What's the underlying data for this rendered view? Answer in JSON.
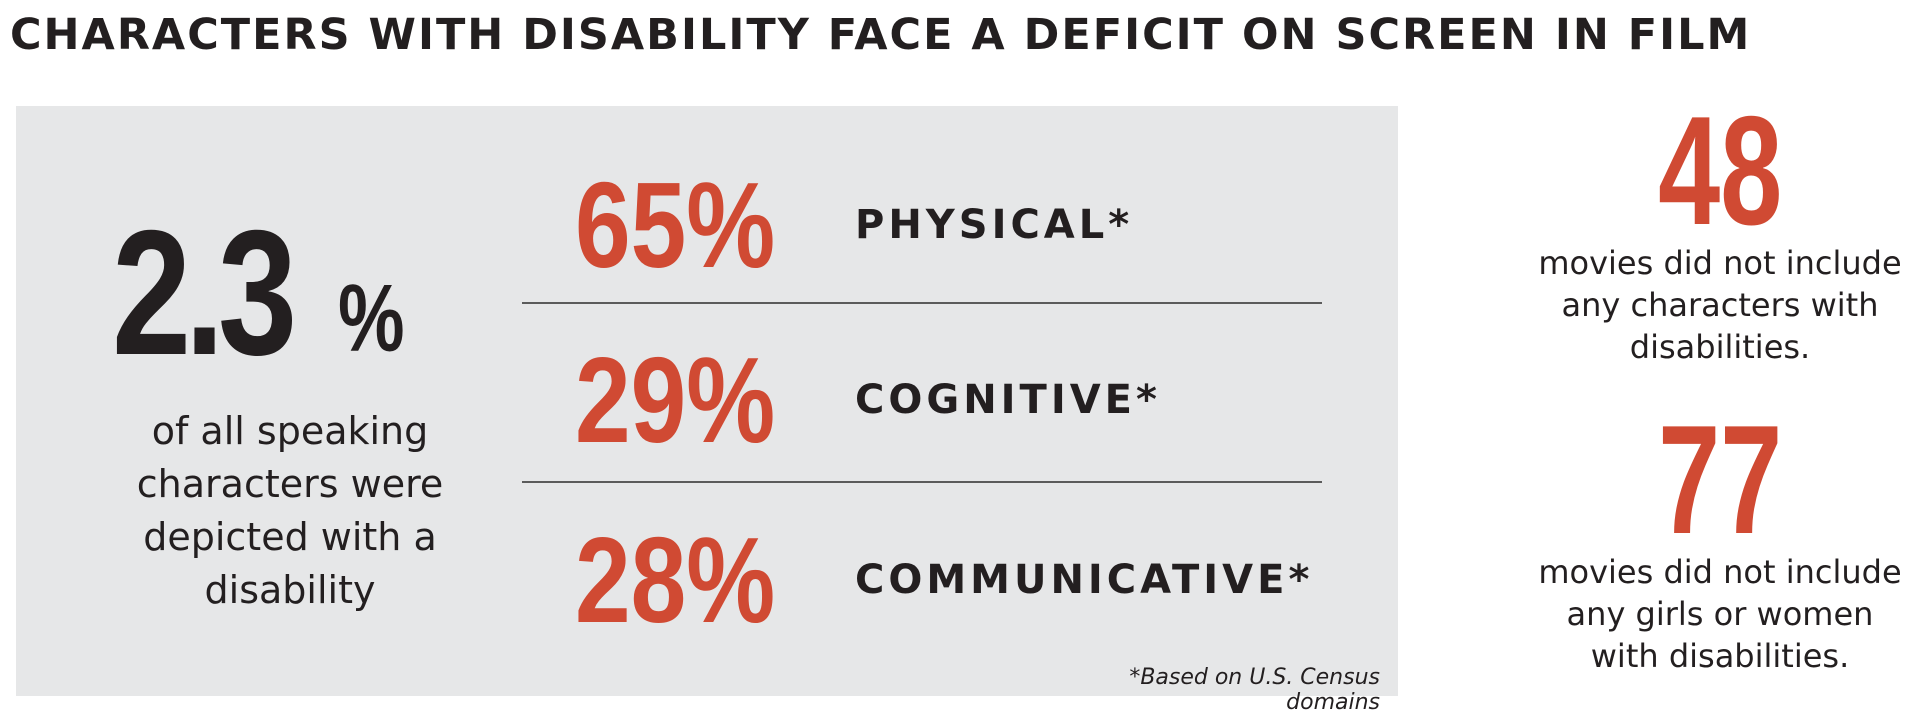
{
  "title": "CHARACTERS WITH DISABILITY FACE A DEFICIT ON SCREEN IN FILM",
  "main_stat": {
    "value": "2.3",
    "unit": "%",
    "caption_lines": [
      "of all speaking",
      "characters were",
      "depicted with a",
      "disability"
    ]
  },
  "breakdown": [
    {
      "percent": "65%",
      "label": "PHYSICAL*"
    },
    {
      "percent": "29%",
      "label": "COGNITIVE*"
    },
    {
      "percent": "28%",
      "label": "COMMUNICATIVE*"
    }
  ],
  "footnote": "*Based on U.S. Census domains",
  "side_stats": [
    {
      "value": "48",
      "text_lines": [
        "movies did not include",
        "any characters with",
        "disabilities."
      ]
    },
    {
      "value": "77",
      "text_lines": [
        "movies did not include",
        "any girls or women",
        "with disabilities."
      ]
    }
  ],
  "colors": {
    "accent": "#d04a33",
    "text": "#231f20",
    "panel": "#e6e7e8"
  }
}
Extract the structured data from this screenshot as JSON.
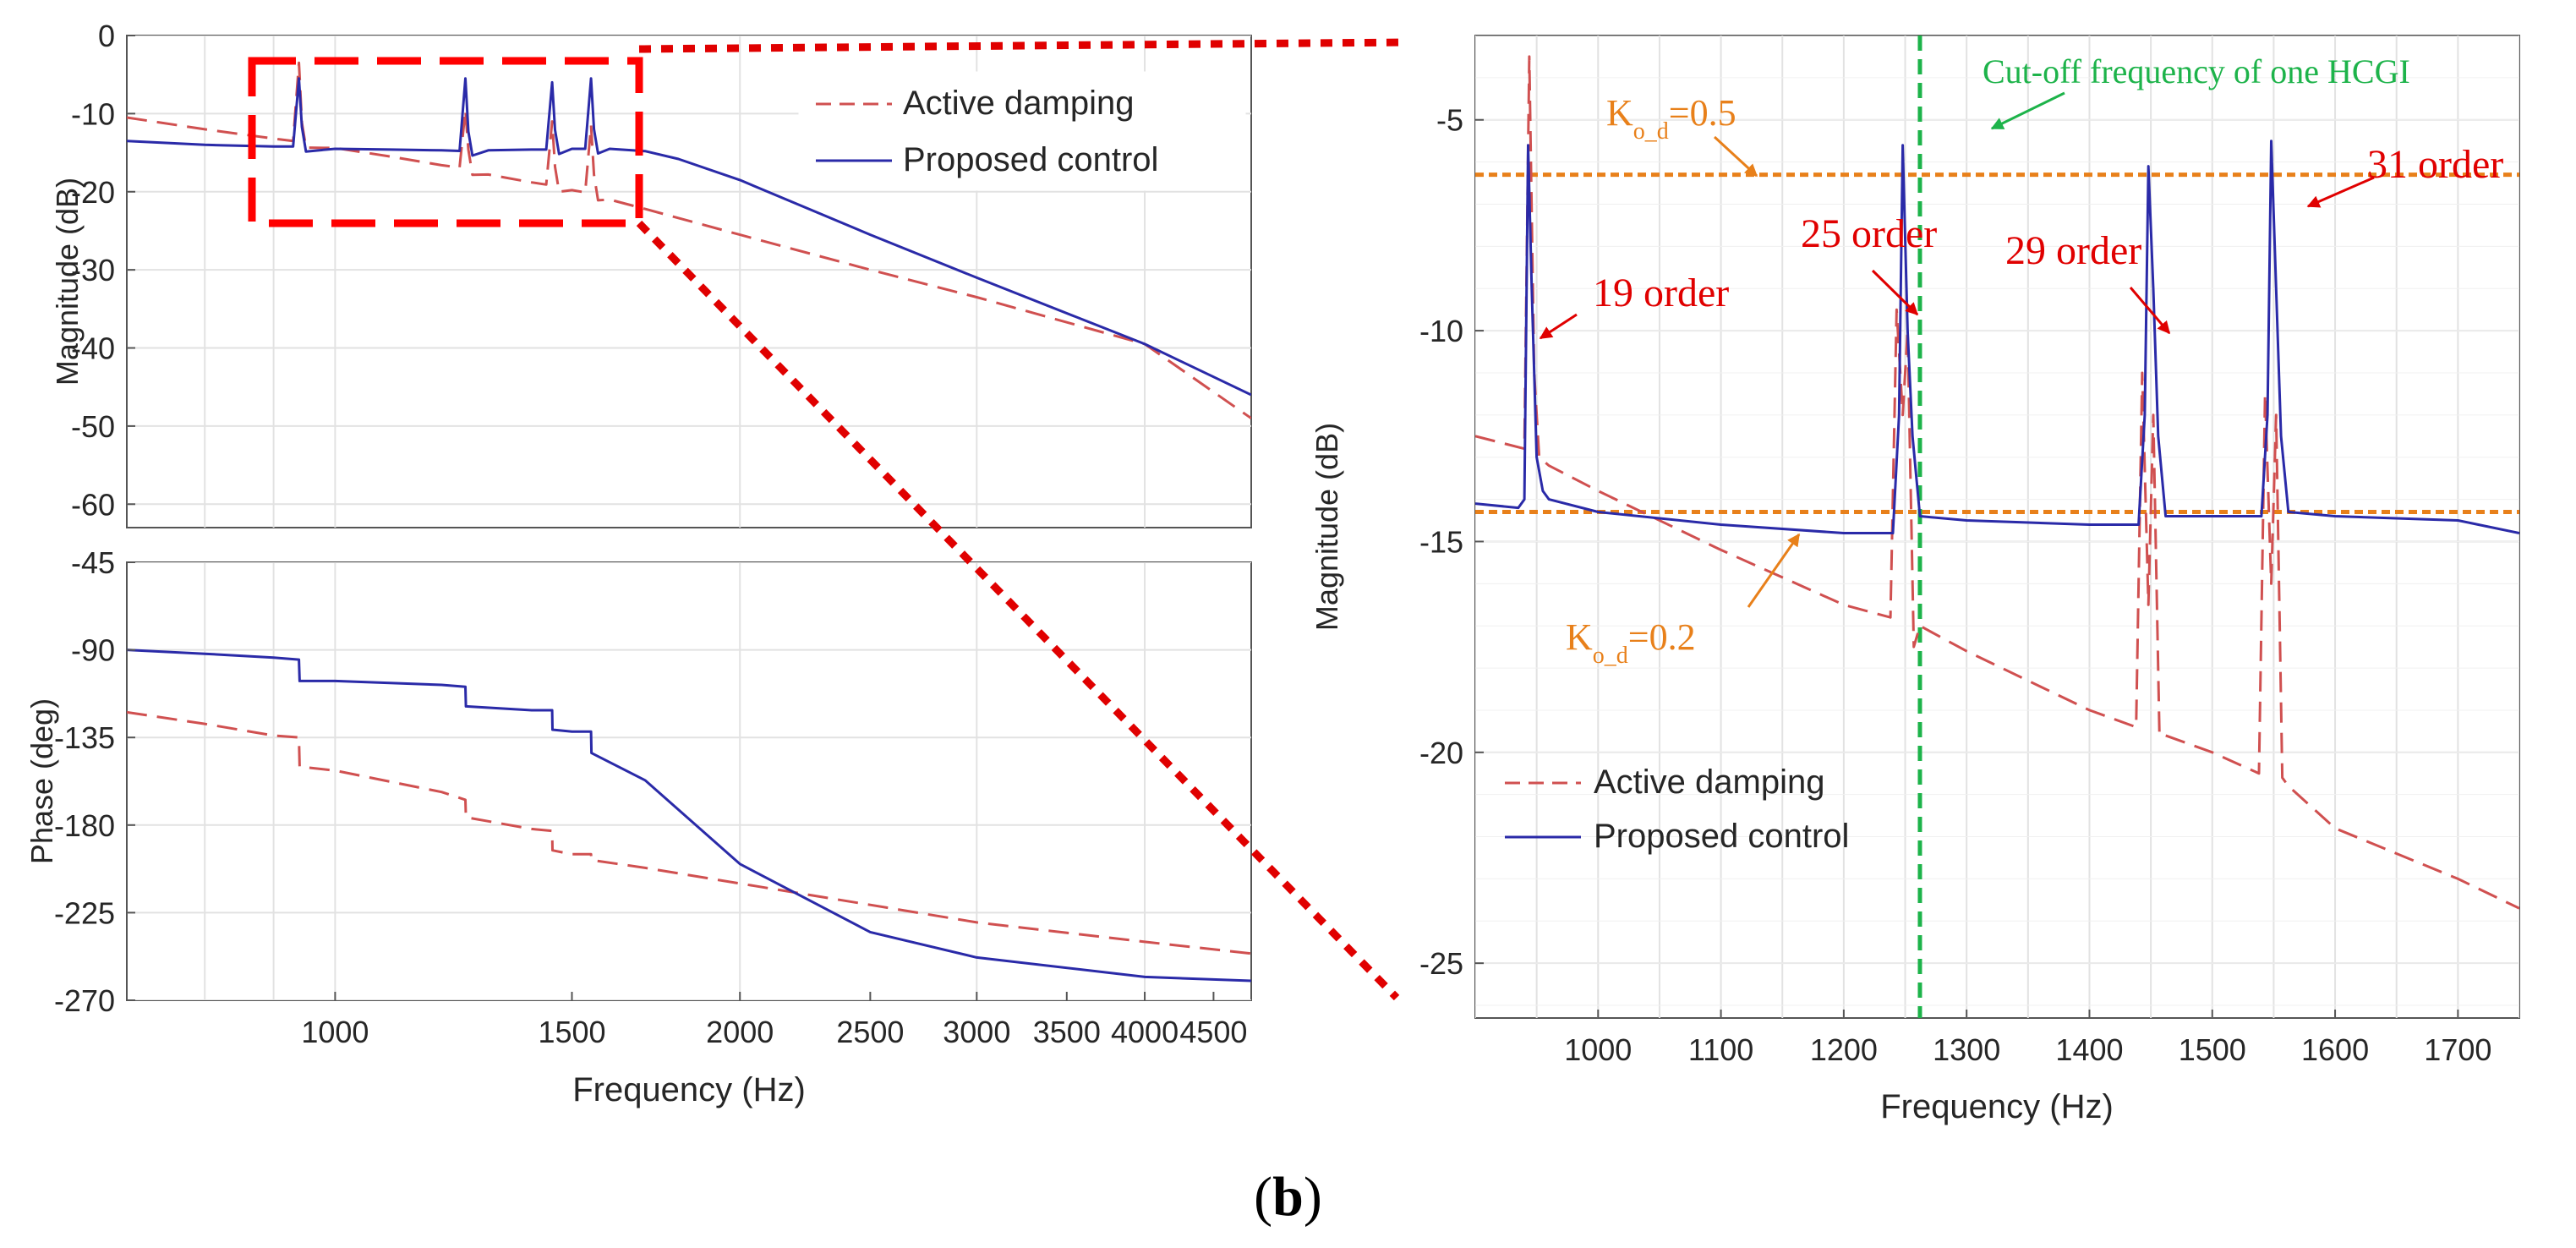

* The request: Exclude every picture and copy the remaining data exactly.

* The output:
What's the underlying data for this rendered view? Answer in JSON.
{
  "title": "CHARACTERS WITH DISABILITY FACE A DEFICIT ON SCREEN IN FILM",
  "main_stat": {
    "value": "2.3",
    "unit": "%",
    "caption_lines": [
      "of all speaking",
      "characters were",
      "depicted with a",
      "disability"
    ]
  },
  "breakdown": [
    {
      "percent": "65%",
      "label": "PHYSICAL*"
    },
    {
      "percent": "29%",
      "label": "COGNITIVE*"
    },
    {
      "percent": "28%",
      "label": "COMMUNICATIVE*"
    }
  ],
  "footnote": "*Based on U.S. Census domains",
  "side_stats": [
    {
      "value": "48",
      "text_lines": [
        "movies did not include",
        "any characters with",
        "disabilities."
      ]
    },
    {
      "value": "77",
      "text_lines": [
        "movies did not include",
        "any girls or women",
        "with disabilities."
      ]
    }
  ],
  "colors": {
    "accent": "#d04a33",
    "text": "#231f20",
    "panel": "#e6e7e8"
  }
}
Extract the structured data from this screenshot as JSON.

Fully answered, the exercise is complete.